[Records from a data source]
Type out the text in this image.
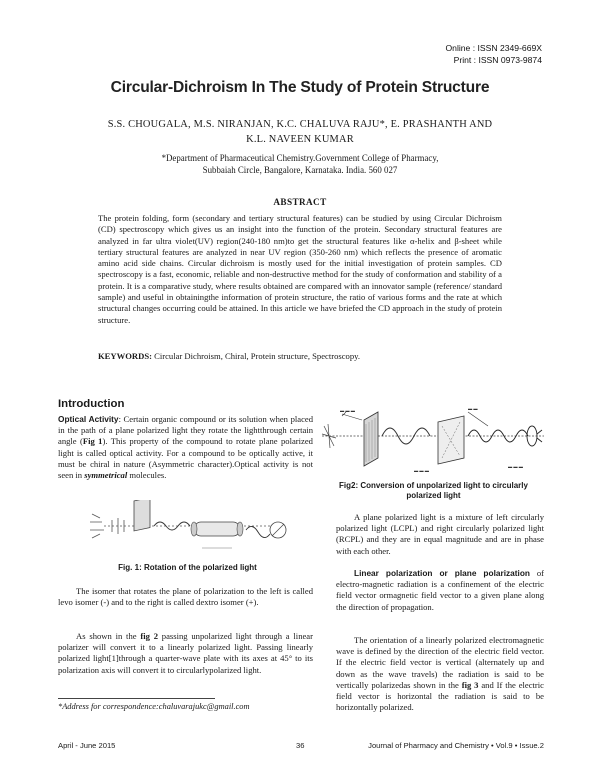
Online : ISSN 2349-669X
Print : ISSN 0973-9874
Circular-Dichroism In The Study of Protein Structure
S.S. CHOUGALA, M.S. NIRANJAN, K.C. CHALUVA RAJU*, E. PRASHANTH AND
K.L. NAVEEN KUMAR
*Department of Pharmaceutical Chemistry.Government College of Pharmacy,
Subbaiah Circle, Bangalore, Karnataka. India. 560 027
ABSTRACT
The protein folding, form (secondary and tertiary structural features) can be studied by using Circular Dichroism (CD) spectroscopy which gives us an insight into the function of the protein. Secondary structural features are analyzed in far ultra violet(UV) region(240-180 nm)to get the structural features like α-helix and β-sheet while tertiary structural features are analyzed in near UV region (350-260 nm) which reflects the presence of aromatic amino acid side chains. Circular dichroism is mostly used for the initial investigation of protein samples. CD spectroscopy is a fast, economic, reliable and non-destructive method for the study of conformation and stability of a protein. It is a comparative study, where results obtained are compared with an innovator sample (reference/ standard sample) and useful in obtainingthe information of protein structure, the ratio of various forms and the rate at which structural changes occurring could be attained. In this article we have briefed the CD approach in the study of protein structure.
KEYWORDS: Circular Dichroism, Chiral, Protein structure, Spectroscopy.
Introduction
Optical Activity: Certain organic compound or its solution when placed in the path of a plane polarized light they rotate the lightthrough certain angle (Fig 1). This property of the compound to rotate plane polarized light is called optical activity. For a compound to be optically active, it must be chiral in nature (Asymmetric character).Optical activity is not seen in symmetrical molecules.
Fig. 1: Rotation of the polarized light
The isomer that rotates the plane of polarization to the left is called levo isomer (-) and to the right is called dextro isomer (+).
As shown in the fig 2 passing unpolarized light through a linear polarizer will convert it to a linearly polarized light. Passing linearly polarized light[1]through a quarter-wave plate with its axes at 45° to its polarization axis will convert it to circularlypolarized light.
▬ ▬ ▬	▬ ▬
▬ ▬ ▬
▬ ▬ ▬
Fig2: Conversion of unpolarized light to circularly
polarized light
A plane polarized light is a mixture of left circularly polarized light (LCPL) and right circularly polarized light (RCPL) and they are in equal magnitude and are in phase with each other.
Linear polarization or plane polarization of electro-magnetic radiation is a confinement of the electric field vector ormagnetic field vector to a given plane along the direction of propagation.
The orientation of a linearly polarized electromagnetic wave is defined by the direction of the electric field vector. If the electric field vector is vertical (alternately up and down as the wave travels) the radiation is said to be vertically polarizedas shown in the fig 3 and If the electric field vector is horizontal the radiation is said to be horizontally polarized.
*Address for correspondence:chaluvarajukc@gmail.com
April - June 2015	36	Journal of Pharmacy and Chemistry • Vol.9 • Issue.2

- [What you will do]
Return the entries above exactly and in full; do not include images.

- [Reply]
Type out the text in this image.
Online : ISSN 2349-669X
Print : ISSN 0973-9874
Circular-Dichroism In The Study of Protein Structure
S.S. CHOUGALA, M.S. NIRANJAN, K.C. CHALUVA RAJU*, E. PRASHANTH AND
K.L. NAVEEN KUMAR
*Department of Pharmaceutical Chemistry.Government College of Pharmacy,
Subbaiah Circle, Bangalore, Karnataka. India. 560 027
ABSTRACT
The protein folding, form (secondary and tertiary structural features) can be studied by using Circular Dichroism (CD) spectroscopy which gives us an insight into the function of the protein. Secondary structural features are analyzed in far ultra violet(UV) region(240-180 nm)to get the structural features like α-helix and β-sheet while tertiary structural features are analyzed in near UV region (350-260 nm) which reflects the presence of aromatic amino acid side chains. Circular dichroism is mostly used for the initial investigation of protein samples. CD spectroscopy is a fast, economic, reliable and non-destructive method for the study of conformation and stability of a protein. It is a comparative study, where results obtained are compared with an innovator sample (reference/ standard sample) and useful in obtainingthe information of protein structure, the ratio of various forms and the rate at which structural changes occurring could be attained. In this article we have briefed the CD approach in the study of protein structure.
KEYWORDS: Circular Dichroism, Chiral, Protein structure, Spectroscopy.
Introduction
Optical Activity: Certain organic compound or its solution when placed in the path of a plane polarized light they rotate the lightthrough certain angle (Fig 1). This property of the compound to rotate plane polarized light is called optical activity. For a compound to be optically active, it must be chiral in nature (Asymmetric character).Optical activity is not seen in symmetrical molecules.
Fig. 1: Rotation of the polarized light
The isomer that rotates the plane of polarization to the left is called levo isomer (-) and to the right is called dextro isomer (+).
As shown in the fig 2 passing unpolarized light through a linear polarizer will convert it to a linearly polarized light. Passing linearly polarized light[1]through a quarter-wave plate with its axes at 45° to its polarization axis will convert it to circularlypolarized light.
▬ ▬ ▬	▬ ▬
▬ ▬ ▬
▬ ▬ ▬
Fig2: Conversion of unpolarized light to circularly
polarized light
A plane polarized light is a mixture of left circularly polarized light (LCPL) and right circularly polarized light (RCPL) and they are in equal magnitude and are in phase with each other.
Linear polarization or plane polarization of electro-magnetic radiation is a confinement of the electric field vector ormagnetic field vector to a given plane along the direction of propagation.
The orientation of a linearly polarized electromagnetic wave is defined by the direction of the electric field vector. If the electric field vector is vertical (alternately up and down as the wave travels) the radiation is said to be vertically polarizedas shown in the fig 3 and If the electric field vector is horizontal the radiation is said to be horizontally polarized.
*Address for correspondence:chaluvarajukc@gmail.com
April - June 2015	36	Journal of Pharmacy and Chemistry • Vol.9 • Issue.2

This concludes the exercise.